Reproduce all the entries exactly.

[start of Data records]

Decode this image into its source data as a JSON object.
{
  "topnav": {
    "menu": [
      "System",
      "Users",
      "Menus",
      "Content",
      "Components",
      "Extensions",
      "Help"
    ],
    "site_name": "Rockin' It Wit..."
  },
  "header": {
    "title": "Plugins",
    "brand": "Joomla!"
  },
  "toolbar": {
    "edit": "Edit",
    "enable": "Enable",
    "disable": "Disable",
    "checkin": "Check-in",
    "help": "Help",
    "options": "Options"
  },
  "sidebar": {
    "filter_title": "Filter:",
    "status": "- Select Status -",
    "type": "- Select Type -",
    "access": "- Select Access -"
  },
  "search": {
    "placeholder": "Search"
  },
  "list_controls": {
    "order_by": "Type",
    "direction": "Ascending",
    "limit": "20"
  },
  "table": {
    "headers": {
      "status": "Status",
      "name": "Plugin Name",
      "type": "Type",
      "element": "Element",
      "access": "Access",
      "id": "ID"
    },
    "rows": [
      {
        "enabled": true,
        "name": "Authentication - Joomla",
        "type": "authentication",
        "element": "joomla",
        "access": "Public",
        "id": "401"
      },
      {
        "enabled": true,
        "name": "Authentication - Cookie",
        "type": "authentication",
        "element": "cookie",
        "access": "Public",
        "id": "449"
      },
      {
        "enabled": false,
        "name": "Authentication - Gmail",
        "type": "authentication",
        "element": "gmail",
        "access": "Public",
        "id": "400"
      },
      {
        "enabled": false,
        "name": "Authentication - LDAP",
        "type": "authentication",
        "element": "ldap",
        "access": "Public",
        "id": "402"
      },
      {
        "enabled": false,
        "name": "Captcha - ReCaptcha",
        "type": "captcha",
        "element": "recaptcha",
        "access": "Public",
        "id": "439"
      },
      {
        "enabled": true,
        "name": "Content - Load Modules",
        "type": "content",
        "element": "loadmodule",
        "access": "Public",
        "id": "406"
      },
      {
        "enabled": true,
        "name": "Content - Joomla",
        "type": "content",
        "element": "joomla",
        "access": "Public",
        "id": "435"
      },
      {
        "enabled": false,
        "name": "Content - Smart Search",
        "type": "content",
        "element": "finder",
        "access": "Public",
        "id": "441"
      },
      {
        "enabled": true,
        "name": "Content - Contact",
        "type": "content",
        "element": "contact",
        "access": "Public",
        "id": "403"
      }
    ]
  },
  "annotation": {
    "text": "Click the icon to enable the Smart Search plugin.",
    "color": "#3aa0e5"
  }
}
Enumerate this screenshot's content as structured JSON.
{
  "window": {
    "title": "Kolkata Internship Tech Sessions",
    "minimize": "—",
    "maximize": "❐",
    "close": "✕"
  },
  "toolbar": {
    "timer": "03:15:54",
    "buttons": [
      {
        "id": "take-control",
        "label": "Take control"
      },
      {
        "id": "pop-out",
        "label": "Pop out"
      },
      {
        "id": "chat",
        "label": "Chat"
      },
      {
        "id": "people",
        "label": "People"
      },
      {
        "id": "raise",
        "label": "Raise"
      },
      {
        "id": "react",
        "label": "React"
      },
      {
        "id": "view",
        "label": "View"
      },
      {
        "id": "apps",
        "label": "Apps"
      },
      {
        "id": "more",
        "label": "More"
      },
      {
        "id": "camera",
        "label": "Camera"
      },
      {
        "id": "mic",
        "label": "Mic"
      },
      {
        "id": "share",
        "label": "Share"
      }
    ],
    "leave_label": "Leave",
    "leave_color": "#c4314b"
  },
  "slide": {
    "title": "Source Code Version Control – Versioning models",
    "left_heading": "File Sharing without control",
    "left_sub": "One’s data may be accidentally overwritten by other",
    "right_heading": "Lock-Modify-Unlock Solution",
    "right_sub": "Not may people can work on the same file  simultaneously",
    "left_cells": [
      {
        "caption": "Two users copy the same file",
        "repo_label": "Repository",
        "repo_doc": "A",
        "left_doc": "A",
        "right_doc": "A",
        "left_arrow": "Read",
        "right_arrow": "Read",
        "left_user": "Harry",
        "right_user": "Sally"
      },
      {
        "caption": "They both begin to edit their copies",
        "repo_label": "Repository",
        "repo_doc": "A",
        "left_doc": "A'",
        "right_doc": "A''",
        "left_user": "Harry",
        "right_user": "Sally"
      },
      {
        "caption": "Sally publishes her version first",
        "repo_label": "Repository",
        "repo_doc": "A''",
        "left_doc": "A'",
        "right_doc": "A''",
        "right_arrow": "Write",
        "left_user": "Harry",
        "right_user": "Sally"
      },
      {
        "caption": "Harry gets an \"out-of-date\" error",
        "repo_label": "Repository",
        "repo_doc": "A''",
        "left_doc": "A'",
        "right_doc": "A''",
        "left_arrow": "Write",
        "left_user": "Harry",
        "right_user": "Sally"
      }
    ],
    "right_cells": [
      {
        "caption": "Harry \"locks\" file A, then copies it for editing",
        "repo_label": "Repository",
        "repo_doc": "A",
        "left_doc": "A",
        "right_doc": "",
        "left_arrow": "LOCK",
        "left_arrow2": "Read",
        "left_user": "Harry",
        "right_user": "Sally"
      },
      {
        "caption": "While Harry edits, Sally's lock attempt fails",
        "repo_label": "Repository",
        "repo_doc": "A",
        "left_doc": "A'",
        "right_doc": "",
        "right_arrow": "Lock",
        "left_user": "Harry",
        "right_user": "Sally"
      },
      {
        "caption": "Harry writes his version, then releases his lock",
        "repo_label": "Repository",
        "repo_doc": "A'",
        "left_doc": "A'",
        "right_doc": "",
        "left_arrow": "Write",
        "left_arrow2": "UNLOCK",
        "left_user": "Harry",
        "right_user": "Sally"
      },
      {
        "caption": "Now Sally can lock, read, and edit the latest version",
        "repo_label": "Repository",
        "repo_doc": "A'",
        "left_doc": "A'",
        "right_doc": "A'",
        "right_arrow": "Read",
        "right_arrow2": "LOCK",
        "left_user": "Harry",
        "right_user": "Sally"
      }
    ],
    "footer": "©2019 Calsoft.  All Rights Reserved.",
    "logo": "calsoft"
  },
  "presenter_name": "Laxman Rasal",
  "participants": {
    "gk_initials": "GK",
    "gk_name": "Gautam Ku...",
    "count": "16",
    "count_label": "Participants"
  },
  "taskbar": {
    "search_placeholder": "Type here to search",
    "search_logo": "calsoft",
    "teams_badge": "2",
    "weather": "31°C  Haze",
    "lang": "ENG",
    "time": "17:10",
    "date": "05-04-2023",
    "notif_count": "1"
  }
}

[end of Data records]

_Output of the exercise_:
Decode this image into its source data as a JSON object.
{
  "topnav": {
    "menu": [
      "System",
      "Users",
      "Menus",
      "Content",
      "Components",
      "Extensions",
      "Help"
    ],
    "site_name": "Rockin' It Wit..."
  },
  "header": {
    "title": "Plugins",
    "brand": "Joomla!"
  },
  "toolbar": {
    "edit": "Edit",
    "enable": "Enable",
    "disable": "Disable",
    "checkin": "Check-in",
    "help": "Help",
    "options": "Options"
  },
  "sidebar": {
    "filter_title": "Filter:",
    "status": "- Select Status -",
    "type": "- Select Type -",
    "access": "- Select Access -"
  },
  "search": {
    "placeholder": "Search"
  },
  "list_controls": {
    "order_by": "Type",
    "direction": "Ascending",
    "limit": "20"
  },
  "table": {
    "headers": {
      "status": "Status",
      "name": "Plugin Name",
      "type": "Type",
      "element": "Element",
      "access": "Access",
      "id": "ID"
    },
    "rows": [
      {
        "enabled": true,
        "name": "Authentication - Joomla",
        "type": "authentication",
        "element": "joomla",
        "access": "Public",
        "id": "401"
      },
      {
        "enabled": true,
        "name": "Authentication - Cookie",
        "type": "authentication",
        "element": "cookie",
        "access": "Public",
        "id": "449"
      },
      {
        "enabled": false,
        "name": "Authentication - Gmail",
        "type": "authentication",
        "element": "gmail",
        "access": "Public",
        "id": "400"
      },
      {
        "enabled": false,
        "name": "Authentication - LDAP",
        "type": "authentication",
        "element": "ldap",
        "access": "Public",
        "id": "402"
      },
      {
        "enabled": false,
        "name": "Captcha - ReCaptcha",
        "type": "captcha",
        "element": "recaptcha",
        "access": "Public",
        "id": "439"
      },
      {
        "enabled": true,
        "name": "Content - Load Modules",
        "type": "content",
        "element": "loadmodule",
        "access": "Public",
        "id": "406"
      },
      {
        "enabled": true,
        "name": "Content - Joomla",
        "type": "content",
        "element": "joomla",
        "access": "Public",
        "id": "435"
      },
      {
        "enabled": false,
        "name": "Content - Smart Search",
        "type": "content",
        "element": "finder",
        "access": "Public",
        "id": "441"
      },
      {
        "enabled": true,
        "name": "Content - Contact",
        "type": "content",
        "element": "contact",
        "access": "Public",
        "id": "403"
      }
    ]
  },
  "annotation": {
    "text": "Click the icon to enable the Smart Search plugin.",
    "color": "#3aa0e5"
  }
}
Enumerate this screenshot's content as structured JSON.
{
  "window": {
    "title": "Kolkata Internship Tech Sessions",
    "minimize": "—",
    "maximize": "❐",
    "close": "✕"
  },
  "toolbar": {
    "timer": "03:15:54",
    "buttons": [
      {
        "id": "take-control",
        "label": "Take control"
      },
      {
        "id": "pop-out",
        "label": "Pop out"
      },
      {
        "id": "chat",
        "label": "Chat"
      },
      {
        "id": "people",
        "label": "People"
      },
      {
        "id": "raise",
        "label": "Raise"
      },
      {
        "id": "react",
        "label": "React"
      },
      {
        "id": "view",
        "label": "View"
      },
      {
        "id": "apps",
        "label": "Apps"
      },
      {
        "id": "more",
        "label": "More"
      },
      {
        "id": "camera",
        "label": "Camera"
      },
      {
        "id": "mic",
        "label": "Mic"
      },
      {
        "id": "share",
        "label": "Share"
      }
    ],
    "leave_label": "Leave",
    "leave_color": "#c4314b"
  },
  "slide": {
    "title": "Source Code Version Control – Versioning models",
    "left_heading": "File Sharing without control",
    "left_sub": "One’s data may be accidentally overwritten by other",
    "right_heading": "Lock-Modify-Unlock Solution",
    "right_sub": "Not may people can work on the same file  simultaneously",
    "left_cells": [
      {
        "caption": "Two users copy the same file",
        "repo_label": "Repository",
        "repo_doc": "A",
        "left_doc": "A",
        "right_doc": "A",
        "left_arrow": "Read",
        "right_arrow": "Read",
        "left_user": "Harry",
        "right_user": "Sally"
      },
      {
        "caption": "They both begin to edit their copies",
        "repo_label": "Repository",
        "repo_doc": "A",
        "left_doc": "A'",
        "right_doc": "A''",
        "left_user": "Harry",
        "right_user": "Sally"
      },
      {
        "caption": "Sally publishes her version first",
        "repo_label": "Repository",
        "repo_doc": "A''",
        "left_doc": "A'",
        "right_doc": "A''",
        "right_arrow": "Write",
        "left_user": "Harry",
        "right_user": "Sally"
      },
      {
        "caption": "Harry gets an \"out-of-date\" error",
        "repo_label": "Repository",
        "repo_doc": "A''",
        "left_doc": "A'",
        "right_doc": "A''",
        "left_arrow": "Write",
        "left_user": "Harry",
        "right_user": "Sally"
      }
    ],
    "right_cells": [
      {
        "caption": "Harry \"locks\" file A, then copies it for editing",
        "repo_label": "Repository",
        "repo_doc": "A",
        "left_doc": "A",
        "right_doc": "",
        "left_arrow": "LOCK",
        "left_arrow2": "Read",
        "left_user": "Harry",
        "right_user": "Sally"
      },
      {
        "caption": "While Harry edits, Sally's lock attempt fails",
        "repo_label": "Repository",
        "repo_doc": "A",
        "left_doc": "A'",
        "right_doc": "",
        "right_arrow": "Lock",
        "left_user": "Harry",
        "right_user": "Sally"
      },
      {
        "caption": "Harry writes his version, then releases his lock",
        "repo_label": "Repository",
        "repo_doc": "A'",
        "left_doc": "A'",
        "right_doc": "",
        "left_arrow": "Write",
        "left_arrow2": "UNLOCK",
        "left_user": "Harry",
        "right_user": "Sally"
      },
      {
        "caption": "Now Sally can lock, read, and edit the latest version",
        "repo_label": "Repository",
        "repo_doc": "A'",
        "left_doc": "A'",
        "right_doc": "A'",
        "right_arrow": "Read",
        "right_arrow2": "LOCK",
        "left_user": "Harry",
        "right_user": "Sally"
      }
    ],
    "footer": "©2019 Calsoft.  All Rights Reserved.",
    "logo": "calsoft"
  },
  "presenter_name": "Laxman Rasal",
  "participants": {
    "gk_initials": "GK",
    "gk_name": "Gautam Ku...",
    "count": "16",
    "count_label": "Participants"
  },
  "taskbar": {
    "search_placeholder": "Type here to search",
    "search_logo": "calsoft",
    "teams_badge": "2",
    "weather": "31°C  Haze",
    "lang": "ENG",
    "time": "17:10",
    "date": "05-04-2023",
    "notif_count": "1"
  }
}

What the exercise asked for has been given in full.